__What is asked__: Select every line holding the word "color" and copy it.

Lines of data
-=-=-
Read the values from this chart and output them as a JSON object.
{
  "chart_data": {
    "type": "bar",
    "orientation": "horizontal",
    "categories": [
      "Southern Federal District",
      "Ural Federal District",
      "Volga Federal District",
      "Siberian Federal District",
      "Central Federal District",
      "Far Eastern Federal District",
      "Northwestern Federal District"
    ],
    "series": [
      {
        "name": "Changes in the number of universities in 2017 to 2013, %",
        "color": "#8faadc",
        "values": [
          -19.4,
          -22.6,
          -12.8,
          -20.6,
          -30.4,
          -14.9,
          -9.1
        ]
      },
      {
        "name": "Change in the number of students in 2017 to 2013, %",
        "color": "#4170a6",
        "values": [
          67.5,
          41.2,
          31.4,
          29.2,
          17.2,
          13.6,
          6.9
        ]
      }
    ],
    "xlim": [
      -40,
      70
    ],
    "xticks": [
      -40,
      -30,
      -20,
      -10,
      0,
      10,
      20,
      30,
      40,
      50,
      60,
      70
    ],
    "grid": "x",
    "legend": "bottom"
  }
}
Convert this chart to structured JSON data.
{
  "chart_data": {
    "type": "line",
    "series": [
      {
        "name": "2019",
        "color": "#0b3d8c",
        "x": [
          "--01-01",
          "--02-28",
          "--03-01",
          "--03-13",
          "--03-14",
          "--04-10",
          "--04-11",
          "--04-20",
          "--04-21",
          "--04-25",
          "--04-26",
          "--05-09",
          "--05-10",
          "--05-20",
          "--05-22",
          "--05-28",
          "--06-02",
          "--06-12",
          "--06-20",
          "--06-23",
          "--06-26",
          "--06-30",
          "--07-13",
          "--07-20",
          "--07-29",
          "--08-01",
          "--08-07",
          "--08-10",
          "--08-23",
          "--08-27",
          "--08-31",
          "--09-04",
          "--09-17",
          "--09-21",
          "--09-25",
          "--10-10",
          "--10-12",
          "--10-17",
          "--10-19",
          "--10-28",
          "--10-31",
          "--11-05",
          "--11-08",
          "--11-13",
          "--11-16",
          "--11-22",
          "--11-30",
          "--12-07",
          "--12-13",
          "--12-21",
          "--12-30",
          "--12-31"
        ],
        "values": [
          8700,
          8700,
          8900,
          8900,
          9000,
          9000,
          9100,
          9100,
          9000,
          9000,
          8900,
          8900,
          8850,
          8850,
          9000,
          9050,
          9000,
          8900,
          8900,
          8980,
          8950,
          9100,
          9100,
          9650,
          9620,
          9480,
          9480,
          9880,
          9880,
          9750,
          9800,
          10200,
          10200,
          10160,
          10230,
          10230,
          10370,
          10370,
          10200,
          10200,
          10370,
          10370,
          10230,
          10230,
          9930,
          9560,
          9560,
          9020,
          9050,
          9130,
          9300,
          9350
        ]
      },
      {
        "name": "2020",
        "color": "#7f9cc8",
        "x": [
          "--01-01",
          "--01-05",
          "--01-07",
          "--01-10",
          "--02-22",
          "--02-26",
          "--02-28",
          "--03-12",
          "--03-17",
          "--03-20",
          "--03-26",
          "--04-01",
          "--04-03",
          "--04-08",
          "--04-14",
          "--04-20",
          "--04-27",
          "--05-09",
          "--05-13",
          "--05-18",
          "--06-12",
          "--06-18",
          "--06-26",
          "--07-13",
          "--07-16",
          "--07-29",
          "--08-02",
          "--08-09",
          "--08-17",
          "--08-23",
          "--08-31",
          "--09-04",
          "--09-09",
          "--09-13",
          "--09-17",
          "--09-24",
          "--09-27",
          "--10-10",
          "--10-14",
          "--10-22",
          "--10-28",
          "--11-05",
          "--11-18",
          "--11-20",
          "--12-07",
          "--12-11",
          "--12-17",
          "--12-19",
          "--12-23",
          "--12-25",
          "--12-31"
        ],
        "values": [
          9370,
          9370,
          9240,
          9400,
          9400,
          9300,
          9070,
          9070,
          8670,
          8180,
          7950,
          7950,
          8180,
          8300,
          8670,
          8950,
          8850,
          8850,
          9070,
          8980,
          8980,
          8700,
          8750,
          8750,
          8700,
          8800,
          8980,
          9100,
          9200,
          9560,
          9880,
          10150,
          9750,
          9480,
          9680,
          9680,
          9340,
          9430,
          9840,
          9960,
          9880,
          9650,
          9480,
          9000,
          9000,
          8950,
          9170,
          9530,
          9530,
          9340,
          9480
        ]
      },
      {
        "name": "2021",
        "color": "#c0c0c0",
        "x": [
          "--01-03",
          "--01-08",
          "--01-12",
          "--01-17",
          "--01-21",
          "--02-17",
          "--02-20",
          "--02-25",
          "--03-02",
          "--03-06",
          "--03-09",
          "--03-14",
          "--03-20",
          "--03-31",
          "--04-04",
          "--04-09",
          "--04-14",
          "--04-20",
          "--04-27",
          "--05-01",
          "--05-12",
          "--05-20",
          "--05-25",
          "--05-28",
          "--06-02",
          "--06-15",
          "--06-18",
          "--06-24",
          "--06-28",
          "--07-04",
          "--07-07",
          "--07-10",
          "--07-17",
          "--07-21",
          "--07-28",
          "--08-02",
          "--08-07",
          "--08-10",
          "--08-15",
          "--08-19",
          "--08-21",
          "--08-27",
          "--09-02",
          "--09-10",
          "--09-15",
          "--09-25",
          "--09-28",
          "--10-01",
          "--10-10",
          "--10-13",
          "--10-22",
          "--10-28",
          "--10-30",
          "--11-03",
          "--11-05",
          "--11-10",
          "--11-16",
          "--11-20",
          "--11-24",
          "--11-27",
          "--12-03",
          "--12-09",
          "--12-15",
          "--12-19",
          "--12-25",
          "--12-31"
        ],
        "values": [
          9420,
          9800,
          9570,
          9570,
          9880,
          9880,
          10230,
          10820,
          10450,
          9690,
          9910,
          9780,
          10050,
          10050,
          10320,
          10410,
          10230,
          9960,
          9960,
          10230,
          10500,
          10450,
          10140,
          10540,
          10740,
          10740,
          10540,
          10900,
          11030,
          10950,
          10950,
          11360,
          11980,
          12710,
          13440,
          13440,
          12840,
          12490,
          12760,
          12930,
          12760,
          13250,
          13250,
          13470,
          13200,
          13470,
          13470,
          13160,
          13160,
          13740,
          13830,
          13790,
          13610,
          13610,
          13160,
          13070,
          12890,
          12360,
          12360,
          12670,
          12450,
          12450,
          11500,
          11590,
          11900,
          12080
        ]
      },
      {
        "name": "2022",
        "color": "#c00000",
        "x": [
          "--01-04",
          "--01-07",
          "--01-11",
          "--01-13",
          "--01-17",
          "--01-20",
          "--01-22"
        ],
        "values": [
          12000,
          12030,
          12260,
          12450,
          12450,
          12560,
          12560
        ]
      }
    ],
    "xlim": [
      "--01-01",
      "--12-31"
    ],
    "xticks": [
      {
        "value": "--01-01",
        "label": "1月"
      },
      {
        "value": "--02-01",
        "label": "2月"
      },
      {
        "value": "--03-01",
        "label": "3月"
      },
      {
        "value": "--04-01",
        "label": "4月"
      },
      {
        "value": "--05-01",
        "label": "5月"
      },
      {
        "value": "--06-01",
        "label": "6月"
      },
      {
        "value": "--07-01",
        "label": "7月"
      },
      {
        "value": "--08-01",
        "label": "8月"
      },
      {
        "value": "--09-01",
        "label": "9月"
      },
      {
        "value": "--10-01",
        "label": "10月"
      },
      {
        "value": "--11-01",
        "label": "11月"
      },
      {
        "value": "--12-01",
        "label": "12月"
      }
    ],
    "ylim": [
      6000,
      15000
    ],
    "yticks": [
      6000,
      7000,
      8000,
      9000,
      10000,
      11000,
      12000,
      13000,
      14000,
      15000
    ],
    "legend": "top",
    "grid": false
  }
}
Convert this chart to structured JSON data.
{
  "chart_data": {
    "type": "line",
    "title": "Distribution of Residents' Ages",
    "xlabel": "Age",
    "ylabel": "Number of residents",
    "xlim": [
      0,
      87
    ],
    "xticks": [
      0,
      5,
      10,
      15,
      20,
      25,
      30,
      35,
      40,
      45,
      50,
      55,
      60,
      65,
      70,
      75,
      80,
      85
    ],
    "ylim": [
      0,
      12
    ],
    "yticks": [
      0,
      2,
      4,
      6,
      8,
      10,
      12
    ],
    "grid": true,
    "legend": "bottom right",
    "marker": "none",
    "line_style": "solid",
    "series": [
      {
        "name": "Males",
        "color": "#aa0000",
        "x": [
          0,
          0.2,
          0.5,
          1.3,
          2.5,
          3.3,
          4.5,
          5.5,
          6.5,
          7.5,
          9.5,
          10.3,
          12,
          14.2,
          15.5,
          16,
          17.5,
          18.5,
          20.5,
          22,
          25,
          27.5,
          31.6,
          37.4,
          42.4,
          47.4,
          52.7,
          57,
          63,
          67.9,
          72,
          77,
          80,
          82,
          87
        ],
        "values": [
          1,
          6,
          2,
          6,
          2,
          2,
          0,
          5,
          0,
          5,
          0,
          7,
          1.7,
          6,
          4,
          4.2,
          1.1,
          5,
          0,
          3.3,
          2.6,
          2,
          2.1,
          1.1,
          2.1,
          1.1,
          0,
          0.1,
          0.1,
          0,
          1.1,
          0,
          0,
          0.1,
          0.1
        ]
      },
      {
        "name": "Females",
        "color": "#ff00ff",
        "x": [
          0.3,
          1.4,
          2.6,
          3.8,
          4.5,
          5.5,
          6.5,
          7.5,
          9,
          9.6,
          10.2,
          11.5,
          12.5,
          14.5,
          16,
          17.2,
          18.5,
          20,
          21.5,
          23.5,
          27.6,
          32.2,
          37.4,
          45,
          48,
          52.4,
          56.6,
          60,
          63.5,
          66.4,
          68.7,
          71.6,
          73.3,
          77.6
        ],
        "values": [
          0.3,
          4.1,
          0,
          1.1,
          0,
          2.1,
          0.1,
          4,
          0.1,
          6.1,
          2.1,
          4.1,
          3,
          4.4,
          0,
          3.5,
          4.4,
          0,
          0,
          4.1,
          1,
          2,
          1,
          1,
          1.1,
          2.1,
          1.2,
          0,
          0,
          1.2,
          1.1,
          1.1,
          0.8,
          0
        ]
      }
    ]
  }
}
-=-=-
__Complete response__:
        "color": "#8faadc",
        "color": "#4170a6",
        "color": "#0b3d8c",
        "color": "#7f9cc8",
        "color": "#c0c0c0",
        "color": "#c00000",
        "color": "#aa0000",
        "color": "#ff00ff",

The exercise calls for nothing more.